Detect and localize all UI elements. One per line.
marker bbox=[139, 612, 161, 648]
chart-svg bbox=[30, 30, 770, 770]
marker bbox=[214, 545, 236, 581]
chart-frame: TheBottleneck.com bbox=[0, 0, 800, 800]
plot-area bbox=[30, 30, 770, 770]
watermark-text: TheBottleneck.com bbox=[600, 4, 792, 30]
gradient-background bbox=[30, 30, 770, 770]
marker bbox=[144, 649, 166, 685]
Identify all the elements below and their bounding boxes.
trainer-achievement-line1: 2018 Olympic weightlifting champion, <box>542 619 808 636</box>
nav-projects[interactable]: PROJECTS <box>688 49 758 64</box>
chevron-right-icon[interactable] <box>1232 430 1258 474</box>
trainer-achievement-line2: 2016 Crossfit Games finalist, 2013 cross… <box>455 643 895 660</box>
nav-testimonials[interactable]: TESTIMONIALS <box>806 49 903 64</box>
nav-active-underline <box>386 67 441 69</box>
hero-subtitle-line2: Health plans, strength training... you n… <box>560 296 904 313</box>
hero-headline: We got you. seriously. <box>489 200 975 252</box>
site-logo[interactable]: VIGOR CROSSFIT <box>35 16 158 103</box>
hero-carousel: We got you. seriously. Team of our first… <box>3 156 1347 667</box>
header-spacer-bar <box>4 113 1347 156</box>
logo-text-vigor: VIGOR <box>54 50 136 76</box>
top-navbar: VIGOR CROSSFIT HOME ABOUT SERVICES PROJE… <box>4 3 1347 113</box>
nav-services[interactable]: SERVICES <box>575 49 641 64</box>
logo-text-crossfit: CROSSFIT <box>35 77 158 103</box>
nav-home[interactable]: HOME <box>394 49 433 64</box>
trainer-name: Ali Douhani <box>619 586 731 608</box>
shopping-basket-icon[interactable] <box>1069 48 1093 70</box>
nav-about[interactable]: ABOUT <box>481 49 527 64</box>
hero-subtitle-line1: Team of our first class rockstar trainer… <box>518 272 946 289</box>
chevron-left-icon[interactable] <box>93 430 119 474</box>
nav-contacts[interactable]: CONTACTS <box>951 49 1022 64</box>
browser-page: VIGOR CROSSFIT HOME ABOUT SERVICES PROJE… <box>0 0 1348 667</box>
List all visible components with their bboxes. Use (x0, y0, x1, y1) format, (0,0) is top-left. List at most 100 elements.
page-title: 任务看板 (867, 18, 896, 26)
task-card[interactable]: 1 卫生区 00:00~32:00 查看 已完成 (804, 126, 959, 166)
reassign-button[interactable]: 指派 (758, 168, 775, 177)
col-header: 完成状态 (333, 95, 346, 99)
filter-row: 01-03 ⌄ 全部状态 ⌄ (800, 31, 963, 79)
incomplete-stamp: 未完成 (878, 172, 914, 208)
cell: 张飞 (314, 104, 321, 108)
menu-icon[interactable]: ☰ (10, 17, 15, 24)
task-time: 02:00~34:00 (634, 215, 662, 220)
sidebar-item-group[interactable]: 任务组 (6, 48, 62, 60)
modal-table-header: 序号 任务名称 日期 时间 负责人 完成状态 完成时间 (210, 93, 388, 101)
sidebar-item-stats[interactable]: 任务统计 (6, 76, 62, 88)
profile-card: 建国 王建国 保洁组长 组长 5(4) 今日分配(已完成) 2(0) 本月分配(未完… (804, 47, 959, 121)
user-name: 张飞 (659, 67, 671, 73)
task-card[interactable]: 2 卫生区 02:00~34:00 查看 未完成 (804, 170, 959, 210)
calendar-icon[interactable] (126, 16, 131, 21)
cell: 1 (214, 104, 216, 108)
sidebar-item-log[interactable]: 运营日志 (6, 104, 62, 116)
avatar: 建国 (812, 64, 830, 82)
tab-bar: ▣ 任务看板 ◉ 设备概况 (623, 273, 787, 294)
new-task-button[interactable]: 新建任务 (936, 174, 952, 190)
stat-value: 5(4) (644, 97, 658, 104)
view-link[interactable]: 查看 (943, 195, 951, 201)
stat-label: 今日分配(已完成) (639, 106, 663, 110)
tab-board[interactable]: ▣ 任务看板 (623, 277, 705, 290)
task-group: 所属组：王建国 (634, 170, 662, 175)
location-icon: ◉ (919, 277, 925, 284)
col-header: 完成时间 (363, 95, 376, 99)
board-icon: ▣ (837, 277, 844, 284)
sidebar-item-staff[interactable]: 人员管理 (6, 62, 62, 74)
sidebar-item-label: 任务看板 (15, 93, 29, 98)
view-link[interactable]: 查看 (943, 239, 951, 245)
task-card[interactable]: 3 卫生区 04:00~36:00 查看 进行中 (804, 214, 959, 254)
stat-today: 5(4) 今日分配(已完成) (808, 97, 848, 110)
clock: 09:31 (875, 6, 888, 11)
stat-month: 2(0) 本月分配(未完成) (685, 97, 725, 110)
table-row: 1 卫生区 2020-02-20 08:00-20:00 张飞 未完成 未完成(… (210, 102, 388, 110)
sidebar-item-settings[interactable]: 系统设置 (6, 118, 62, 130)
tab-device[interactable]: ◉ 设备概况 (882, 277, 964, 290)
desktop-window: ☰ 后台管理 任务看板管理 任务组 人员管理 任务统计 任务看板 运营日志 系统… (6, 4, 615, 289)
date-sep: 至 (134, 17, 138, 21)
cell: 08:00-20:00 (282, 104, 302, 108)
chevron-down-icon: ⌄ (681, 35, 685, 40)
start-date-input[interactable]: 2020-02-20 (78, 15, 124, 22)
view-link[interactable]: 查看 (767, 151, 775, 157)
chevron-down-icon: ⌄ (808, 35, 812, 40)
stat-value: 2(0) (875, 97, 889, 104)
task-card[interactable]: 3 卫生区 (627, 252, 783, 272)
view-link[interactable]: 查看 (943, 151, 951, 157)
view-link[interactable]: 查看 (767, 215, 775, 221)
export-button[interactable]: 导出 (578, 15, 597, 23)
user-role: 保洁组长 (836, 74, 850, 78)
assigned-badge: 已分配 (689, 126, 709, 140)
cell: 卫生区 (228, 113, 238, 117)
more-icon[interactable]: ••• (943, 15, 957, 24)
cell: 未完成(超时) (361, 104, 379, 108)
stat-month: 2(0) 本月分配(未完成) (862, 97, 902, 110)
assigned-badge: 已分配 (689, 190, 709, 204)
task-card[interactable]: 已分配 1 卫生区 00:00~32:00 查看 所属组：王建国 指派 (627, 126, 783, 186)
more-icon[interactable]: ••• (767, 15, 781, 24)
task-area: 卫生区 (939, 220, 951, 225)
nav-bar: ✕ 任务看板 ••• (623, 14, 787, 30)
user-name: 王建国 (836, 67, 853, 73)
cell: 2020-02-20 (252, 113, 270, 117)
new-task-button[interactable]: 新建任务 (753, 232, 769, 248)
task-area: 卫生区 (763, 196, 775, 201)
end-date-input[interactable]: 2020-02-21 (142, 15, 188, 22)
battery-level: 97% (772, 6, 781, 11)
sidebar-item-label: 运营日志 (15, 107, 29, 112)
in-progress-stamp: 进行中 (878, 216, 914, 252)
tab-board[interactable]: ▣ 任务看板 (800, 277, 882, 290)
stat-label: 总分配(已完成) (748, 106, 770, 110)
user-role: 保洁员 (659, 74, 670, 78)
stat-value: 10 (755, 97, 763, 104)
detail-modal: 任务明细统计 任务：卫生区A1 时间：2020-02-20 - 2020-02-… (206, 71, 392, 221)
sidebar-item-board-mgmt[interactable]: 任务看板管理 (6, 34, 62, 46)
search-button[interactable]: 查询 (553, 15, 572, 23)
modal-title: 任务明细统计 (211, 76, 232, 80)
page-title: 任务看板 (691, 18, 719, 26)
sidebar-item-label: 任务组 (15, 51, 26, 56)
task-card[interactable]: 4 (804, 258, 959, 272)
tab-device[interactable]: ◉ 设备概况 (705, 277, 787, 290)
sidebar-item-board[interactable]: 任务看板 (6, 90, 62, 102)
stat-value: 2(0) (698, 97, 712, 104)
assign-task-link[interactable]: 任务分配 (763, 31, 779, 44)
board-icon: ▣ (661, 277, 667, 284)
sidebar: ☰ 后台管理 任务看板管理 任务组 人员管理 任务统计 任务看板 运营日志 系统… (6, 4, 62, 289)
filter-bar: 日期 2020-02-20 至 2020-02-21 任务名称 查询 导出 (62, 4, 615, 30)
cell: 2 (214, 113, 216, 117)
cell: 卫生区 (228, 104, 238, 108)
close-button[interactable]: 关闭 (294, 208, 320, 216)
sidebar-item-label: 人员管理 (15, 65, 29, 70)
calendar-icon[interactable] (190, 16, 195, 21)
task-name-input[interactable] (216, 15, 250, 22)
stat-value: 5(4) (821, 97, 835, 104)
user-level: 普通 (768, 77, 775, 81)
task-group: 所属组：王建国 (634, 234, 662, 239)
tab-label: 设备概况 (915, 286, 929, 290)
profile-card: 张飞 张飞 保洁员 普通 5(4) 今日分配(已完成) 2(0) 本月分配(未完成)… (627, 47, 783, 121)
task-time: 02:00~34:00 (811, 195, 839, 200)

※

• **Aim**: Copy the lines word for word, starting at the first line and ending at the line that contains "nav-projects[interactable]: PROJECTS <box>688".

• **Solution to this problem**:
Detect and localize all UI elements. One per line.
marker bbox=[139, 612, 161, 648]
chart-svg bbox=[30, 30, 770, 770]
marker bbox=[214, 545, 236, 581]
chart-frame: TheBottleneck.com bbox=[0, 0, 800, 800]
plot-area bbox=[30, 30, 770, 770]
watermark-text: TheBottleneck.com bbox=[600, 4, 792, 30]
gradient-background bbox=[30, 30, 770, 770]
marker bbox=[144, 649, 166, 685]
Identify all the elements below and their bounding boxes.
trainer-achievement-line1: 2018 Olympic weightlifting champion, <box>542 619 808 636</box>
nav-projects[interactable]: PROJECTS <box>688 49 758 64</box>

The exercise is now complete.